Collected data entries —

= = = = =

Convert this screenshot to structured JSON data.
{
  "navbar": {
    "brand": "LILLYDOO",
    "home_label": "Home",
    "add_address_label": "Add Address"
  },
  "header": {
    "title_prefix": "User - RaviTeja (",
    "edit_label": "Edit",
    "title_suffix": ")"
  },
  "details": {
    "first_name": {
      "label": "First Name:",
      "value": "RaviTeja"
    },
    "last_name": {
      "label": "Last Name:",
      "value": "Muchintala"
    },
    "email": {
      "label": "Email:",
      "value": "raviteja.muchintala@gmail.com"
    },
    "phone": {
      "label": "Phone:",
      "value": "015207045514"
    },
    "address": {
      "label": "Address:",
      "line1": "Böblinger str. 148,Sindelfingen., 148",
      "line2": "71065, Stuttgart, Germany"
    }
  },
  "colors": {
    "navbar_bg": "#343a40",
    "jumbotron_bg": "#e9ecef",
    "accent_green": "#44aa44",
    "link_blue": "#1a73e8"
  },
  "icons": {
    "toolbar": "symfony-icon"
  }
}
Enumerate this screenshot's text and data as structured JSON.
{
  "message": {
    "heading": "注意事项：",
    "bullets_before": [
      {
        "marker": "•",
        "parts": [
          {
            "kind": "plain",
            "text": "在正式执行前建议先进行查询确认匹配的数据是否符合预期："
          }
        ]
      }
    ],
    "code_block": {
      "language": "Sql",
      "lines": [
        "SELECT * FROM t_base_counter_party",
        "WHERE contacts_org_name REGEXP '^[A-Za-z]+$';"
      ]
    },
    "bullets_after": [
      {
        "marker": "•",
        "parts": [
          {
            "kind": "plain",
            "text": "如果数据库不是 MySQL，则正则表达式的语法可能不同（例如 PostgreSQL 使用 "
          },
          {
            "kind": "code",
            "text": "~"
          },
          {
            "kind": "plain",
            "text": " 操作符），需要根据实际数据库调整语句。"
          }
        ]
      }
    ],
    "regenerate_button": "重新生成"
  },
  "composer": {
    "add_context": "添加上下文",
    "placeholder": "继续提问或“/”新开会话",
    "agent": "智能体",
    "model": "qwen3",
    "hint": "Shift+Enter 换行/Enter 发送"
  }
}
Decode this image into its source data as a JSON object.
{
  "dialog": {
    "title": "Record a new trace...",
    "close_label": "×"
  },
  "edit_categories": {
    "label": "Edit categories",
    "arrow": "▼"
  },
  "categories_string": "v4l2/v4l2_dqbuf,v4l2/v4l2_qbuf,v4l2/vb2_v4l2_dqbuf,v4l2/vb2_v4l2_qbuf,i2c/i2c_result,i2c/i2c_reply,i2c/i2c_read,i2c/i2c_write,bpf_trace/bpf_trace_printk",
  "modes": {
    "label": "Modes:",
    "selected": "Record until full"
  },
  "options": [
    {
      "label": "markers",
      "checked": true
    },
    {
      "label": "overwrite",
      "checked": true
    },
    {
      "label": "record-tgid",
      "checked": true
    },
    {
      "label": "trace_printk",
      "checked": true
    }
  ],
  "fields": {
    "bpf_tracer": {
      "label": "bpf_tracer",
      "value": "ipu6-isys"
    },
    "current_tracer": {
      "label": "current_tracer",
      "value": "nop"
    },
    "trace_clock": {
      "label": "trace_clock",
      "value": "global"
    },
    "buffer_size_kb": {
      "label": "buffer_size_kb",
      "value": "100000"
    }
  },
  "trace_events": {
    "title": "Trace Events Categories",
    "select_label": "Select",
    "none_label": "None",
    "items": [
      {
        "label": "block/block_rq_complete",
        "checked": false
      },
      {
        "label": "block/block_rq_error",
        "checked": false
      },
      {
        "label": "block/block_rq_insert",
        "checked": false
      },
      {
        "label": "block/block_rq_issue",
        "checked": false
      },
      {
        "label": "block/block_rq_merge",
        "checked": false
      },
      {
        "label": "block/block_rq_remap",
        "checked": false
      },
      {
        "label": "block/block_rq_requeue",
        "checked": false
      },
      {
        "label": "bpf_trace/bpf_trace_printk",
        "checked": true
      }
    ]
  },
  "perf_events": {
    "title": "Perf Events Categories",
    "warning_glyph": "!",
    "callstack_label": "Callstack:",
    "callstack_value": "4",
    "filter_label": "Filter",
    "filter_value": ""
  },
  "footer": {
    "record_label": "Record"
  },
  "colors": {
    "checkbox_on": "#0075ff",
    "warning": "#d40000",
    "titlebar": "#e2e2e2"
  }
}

= = = = =

Exercise brief —
Using the data above, reproduce every line exactly.

Result of this task —
Convert this screenshot to structured JSON data.
{
  "navbar": {
    "brand": "LILLYDOO",
    "home_label": "Home",
    "add_address_label": "Add Address"
  },
  "header": {
    "title_prefix": "User - RaviTeja (",
    "edit_label": "Edit",
    "title_suffix": ")"
  },
  "details": {
    "first_name": {
      "label": "First Name:",
      "value": "RaviTeja"
    },
    "last_name": {
      "label": "Last Name:",
      "value": "Muchintala"
    },
    "email": {
      "label": "Email:",
      "value": "raviteja.muchintala@gmail.com"
    },
    "phone": {
      "label": "Phone:",
      "value": "015207045514"
    },
    "address": {
      "label": "Address:",
      "line1": "Böblinger str. 148,Sindelfingen., 148",
      "line2": "71065, Stuttgart, Germany"
    }
  },
  "colors": {
    "navbar_bg": "#343a40",
    "jumbotron_bg": "#e9ecef",
    "accent_green": "#44aa44",
    "link_blue": "#1a73e8"
  },
  "icons": {
    "toolbar": "symfony-icon"
  }
}
Enumerate this screenshot's text and data as structured JSON.
{
  "message": {
    "heading": "注意事项：",
    "bullets_before": [
      {
        "marker": "•",
        "parts": [
          {
            "kind": "plain",
            "text": "在正式执行前建议先进行查询确认匹配的数据是否符合预期："
          }
        ]
      }
    ],
    "code_block": {
      "language": "Sql",
      "lines": [
        "SELECT * FROM t_base_counter_party",
        "WHERE contacts_org_name REGEXP '^[A-Za-z]+$';"
      ]
    },
    "bullets_after": [
      {
        "marker": "•",
        "parts": [
          {
            "kind": "plain",
            "text": "如果数据库不是 MySQL，则正则表达式的语法可能不同（例如 PostgreSQL 使用 "
          },
          {
            "kind": "code",
            "text": "~"
          },
          {
            "kind": "plain",
            "text": " 操作符），需要根据实际数据库调整语句。"
          }
        ]
      }
    ],
    "regenerate_button": "重新生成"
  },
  "composer": {
    "add_context": "添加上下文",
    "placeholder": "继续提问或“/”新开会话",
    "agent": "智能体",
    "model": "qwen3",
    "hint": "Shift+Enter 换行/Enter 发送"
  }
}
Decode this image into its source data as a JSON object.
{
  "dialog": {
    "title": "Record a new trace...",
    "close_label": "×"
  },
  "edit_categories": {
    "label": "Edit categories",
    "arrow": "▼"
  },
  "categories_string": "v4l2/v4l2_dqbuf,v4l2/v4l2_qbuf,v4l2/vb2_v4l2_dqbuf,v4l2/vb2_v4l2_qbuf,i2c/i2c_result,i2c/i2c_reply,i2c/i2c_read,i2c/i2c_write,bpf_trace/bpf_trace_printk",
  "modes": {
    "label": "Modes:",
    "selected": "Record until full"
  },
  "options": [
    {
      "label": "markers",
      "checked": true
    },
    {
      "label": "overwrite",
      "checked": true
    },
    {
      "label": "record-tgid",
      "checked": true
    },
    {
      "label": "trace_printk",
      "checked": true
    }
  ],
  "fields": {
    "bpf_tracer": {
      "label": "bpf_tracer",
      "value": "ipu6-isys"
    },
    "current_tracer": {
      "label": "current_tracer",
      "value": "nop"
    },
    "trace_clock": {
      "label": "trace_clock",
      "value": "global"
    },
    "buffer_size_kb": {
      "label": "buffer_size_kb",
      "value": "100000"
    }
  },
  "trace_events": {
    "title": "Trace Events Categories",
    "select_label": "Select",
    "none_label": "None",
    "items": [
      {
        "label": "block/block_rq_complete",
        "checked": false
      },
      {
        "label": "block/block_rq_error",
        "checked": false
      },
      {
        "label": "block/block_rq_insert",
        "checked": false
      },
      {
        "label": "block/block_rq_issue",
        "checked": false
      },
      {
        "label": "block/block_rq_merge",
        "checked": false
      },
      {
        "label": "block/block_rq_remap",
        "checked": false
      },
      {
        "label": "block/block_rq_requeue",
        "checked": false
      },
      {
        "label": "bpf_trace/bpf_trace_printk",
        "checked": true
      }
    ]
  },
  "perf_events": {
    "title": "Perf Events Categories",
    "warning_glyph": "!",
    "callstack_label": "Callstack:",
    "callstack_value": "4",
    "filter_label": "Filter",
    "filter_value": ""
  },
  "footer": {
    "record_label": "Record"
  },
  "colors": {
    "checkbox_on": "#0075ff",
    "warning": "#d40000",
    "titlebar": "#e2e2e2"
  }
}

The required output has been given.